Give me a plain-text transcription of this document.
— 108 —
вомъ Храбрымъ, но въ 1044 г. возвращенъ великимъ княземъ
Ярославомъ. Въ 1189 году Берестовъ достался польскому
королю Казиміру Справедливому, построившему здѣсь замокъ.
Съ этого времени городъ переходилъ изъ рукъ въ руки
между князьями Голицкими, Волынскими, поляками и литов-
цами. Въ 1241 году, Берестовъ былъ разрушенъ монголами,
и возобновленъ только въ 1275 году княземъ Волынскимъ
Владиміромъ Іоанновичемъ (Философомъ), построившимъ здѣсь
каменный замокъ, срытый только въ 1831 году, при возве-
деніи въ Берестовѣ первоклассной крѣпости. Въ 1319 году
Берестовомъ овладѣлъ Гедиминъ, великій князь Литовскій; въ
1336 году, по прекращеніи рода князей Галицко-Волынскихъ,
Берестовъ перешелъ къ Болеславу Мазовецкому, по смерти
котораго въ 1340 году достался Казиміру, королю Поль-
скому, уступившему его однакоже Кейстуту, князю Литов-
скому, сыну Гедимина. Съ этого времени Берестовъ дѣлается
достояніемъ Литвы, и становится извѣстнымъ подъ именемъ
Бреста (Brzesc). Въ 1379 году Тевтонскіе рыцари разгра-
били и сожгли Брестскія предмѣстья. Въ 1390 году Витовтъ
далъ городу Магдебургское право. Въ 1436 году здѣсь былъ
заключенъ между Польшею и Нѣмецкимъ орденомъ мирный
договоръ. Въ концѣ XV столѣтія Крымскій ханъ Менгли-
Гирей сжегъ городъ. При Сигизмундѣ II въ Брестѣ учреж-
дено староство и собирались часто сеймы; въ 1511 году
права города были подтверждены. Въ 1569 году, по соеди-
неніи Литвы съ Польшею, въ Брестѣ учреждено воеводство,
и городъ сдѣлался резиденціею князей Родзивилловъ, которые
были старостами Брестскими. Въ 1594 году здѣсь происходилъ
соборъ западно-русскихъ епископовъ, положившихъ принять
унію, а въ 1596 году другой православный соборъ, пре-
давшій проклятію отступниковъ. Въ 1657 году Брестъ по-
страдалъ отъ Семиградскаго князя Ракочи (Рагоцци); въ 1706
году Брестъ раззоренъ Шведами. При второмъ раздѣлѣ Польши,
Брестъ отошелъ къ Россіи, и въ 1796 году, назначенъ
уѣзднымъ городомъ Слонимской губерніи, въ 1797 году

• • • • • • •

* Written request *
Return only those lines of the records that contain the string "только".

* Problem solution *
и возобновленъ только въ 1275 году княземъ Волынскимъ
каменный замокъ, срытый только въ 1831 году, при возве-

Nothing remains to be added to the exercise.